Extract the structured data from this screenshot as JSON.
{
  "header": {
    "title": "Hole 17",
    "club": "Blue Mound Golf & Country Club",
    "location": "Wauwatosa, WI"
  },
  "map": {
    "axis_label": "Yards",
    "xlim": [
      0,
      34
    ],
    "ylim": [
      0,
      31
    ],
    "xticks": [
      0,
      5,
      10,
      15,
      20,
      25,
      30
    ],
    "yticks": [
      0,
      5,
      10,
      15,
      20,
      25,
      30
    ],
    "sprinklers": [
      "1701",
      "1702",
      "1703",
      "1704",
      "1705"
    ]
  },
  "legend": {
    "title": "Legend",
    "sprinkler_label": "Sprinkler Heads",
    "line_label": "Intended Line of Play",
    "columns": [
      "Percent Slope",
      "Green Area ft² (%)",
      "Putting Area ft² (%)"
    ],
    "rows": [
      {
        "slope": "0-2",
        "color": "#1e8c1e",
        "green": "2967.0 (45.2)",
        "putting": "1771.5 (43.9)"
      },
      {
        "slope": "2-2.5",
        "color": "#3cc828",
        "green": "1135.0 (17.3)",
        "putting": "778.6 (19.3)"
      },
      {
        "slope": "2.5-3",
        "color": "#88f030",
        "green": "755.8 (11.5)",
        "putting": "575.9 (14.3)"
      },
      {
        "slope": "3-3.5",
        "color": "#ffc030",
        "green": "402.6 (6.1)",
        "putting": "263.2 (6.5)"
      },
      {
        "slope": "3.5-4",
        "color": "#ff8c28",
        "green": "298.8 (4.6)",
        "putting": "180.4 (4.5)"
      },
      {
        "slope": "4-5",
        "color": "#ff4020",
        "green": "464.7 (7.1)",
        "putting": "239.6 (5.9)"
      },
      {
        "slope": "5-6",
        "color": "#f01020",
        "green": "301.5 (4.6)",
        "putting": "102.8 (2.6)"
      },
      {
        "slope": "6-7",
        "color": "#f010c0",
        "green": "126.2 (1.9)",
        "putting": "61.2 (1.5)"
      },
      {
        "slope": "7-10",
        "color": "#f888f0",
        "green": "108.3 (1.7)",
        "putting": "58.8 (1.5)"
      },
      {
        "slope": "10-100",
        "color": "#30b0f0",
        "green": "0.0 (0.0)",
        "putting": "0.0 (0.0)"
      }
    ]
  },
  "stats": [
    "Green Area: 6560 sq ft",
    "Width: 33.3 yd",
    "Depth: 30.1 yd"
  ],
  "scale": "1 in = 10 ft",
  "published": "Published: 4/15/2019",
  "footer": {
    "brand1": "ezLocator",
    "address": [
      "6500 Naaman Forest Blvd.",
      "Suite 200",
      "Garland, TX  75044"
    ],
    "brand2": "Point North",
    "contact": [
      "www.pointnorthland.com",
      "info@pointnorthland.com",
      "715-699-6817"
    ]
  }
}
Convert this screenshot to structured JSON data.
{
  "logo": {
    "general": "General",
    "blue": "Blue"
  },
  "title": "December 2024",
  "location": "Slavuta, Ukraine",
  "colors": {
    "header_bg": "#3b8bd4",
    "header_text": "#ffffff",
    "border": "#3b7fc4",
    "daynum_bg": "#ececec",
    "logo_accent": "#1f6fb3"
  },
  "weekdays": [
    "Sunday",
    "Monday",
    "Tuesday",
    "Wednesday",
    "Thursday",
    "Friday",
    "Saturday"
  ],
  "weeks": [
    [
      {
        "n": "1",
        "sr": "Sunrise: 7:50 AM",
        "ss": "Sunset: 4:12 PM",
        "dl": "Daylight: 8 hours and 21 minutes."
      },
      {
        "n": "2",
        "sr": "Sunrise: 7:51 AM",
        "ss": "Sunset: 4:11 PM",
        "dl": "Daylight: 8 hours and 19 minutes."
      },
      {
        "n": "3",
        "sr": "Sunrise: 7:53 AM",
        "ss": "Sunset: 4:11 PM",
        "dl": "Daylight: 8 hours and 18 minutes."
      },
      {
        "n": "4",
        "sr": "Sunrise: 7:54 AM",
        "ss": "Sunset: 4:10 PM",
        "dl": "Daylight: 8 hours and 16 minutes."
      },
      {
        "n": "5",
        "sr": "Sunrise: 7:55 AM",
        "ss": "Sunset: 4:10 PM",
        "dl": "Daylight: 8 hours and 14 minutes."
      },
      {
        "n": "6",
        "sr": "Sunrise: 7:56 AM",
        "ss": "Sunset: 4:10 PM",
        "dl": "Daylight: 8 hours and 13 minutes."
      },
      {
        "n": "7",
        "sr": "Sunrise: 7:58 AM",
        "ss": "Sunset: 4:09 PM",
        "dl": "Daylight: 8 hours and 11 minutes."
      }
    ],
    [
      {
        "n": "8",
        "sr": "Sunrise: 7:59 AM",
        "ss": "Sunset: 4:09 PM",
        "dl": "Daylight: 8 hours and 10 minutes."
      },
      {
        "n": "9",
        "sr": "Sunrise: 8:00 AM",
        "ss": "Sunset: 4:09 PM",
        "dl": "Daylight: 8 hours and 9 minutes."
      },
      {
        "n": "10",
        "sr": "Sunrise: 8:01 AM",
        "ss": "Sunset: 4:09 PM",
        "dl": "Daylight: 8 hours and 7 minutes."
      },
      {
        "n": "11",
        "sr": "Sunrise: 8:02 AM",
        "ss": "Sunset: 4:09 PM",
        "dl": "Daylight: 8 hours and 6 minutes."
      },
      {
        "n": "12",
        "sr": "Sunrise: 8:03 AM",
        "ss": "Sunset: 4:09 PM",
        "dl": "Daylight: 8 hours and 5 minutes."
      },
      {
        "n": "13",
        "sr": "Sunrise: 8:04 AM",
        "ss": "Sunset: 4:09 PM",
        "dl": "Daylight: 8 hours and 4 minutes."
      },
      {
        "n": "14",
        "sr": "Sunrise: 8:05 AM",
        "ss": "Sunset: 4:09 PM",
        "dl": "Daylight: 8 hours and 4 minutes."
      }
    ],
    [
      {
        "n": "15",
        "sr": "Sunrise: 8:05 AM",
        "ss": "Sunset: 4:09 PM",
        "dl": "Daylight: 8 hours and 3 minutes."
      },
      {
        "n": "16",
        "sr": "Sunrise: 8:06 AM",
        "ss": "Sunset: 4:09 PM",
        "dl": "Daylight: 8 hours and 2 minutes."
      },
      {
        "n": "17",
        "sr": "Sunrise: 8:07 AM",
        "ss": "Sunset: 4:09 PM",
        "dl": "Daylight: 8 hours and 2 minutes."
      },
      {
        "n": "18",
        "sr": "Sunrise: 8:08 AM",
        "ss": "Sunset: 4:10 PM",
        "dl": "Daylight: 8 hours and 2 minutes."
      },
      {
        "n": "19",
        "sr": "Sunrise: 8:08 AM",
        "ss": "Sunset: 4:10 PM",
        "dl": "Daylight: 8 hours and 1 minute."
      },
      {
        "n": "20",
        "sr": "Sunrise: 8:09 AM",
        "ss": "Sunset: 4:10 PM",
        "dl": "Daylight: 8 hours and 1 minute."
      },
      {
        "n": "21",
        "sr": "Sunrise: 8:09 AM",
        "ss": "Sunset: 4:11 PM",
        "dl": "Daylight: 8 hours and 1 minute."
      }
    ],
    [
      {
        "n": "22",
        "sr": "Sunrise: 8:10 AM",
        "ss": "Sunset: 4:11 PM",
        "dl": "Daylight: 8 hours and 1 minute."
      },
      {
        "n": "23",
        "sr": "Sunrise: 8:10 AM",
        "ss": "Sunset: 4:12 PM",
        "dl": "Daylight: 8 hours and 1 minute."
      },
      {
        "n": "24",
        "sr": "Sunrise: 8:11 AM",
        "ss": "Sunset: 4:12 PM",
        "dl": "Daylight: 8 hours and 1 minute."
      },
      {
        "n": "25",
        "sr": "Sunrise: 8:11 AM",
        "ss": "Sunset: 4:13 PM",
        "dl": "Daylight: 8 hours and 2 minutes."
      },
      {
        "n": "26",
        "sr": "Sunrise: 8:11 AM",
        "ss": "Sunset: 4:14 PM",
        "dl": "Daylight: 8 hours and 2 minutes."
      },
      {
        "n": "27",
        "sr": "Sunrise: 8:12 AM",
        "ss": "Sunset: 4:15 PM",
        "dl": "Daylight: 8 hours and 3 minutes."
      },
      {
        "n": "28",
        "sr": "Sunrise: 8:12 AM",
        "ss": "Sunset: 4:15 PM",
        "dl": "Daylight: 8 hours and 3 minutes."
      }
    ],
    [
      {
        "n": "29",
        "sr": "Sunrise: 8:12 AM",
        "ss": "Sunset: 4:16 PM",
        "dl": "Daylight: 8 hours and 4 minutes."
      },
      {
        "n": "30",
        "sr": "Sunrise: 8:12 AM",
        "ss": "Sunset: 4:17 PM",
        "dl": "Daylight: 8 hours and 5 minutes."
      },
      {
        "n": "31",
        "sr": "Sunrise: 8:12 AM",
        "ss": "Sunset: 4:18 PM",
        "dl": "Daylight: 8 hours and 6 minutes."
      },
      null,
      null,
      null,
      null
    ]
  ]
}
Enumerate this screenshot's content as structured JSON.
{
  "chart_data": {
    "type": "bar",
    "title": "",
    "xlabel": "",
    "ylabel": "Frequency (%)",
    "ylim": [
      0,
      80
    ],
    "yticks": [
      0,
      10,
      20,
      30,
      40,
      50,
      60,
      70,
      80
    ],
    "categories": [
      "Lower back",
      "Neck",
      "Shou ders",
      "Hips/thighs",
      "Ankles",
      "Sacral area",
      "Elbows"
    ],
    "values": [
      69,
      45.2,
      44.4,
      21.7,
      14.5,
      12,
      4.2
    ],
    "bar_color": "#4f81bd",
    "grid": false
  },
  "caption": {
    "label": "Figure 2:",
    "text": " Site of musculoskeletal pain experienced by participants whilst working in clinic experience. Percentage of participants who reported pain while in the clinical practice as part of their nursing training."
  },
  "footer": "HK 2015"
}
================================
- _The problem_:
Every line that holds the word "pointnorthland" should be extracted.

- _The solution_:
      "www.pointnorthland.com",
      "info@pointnorthland.com",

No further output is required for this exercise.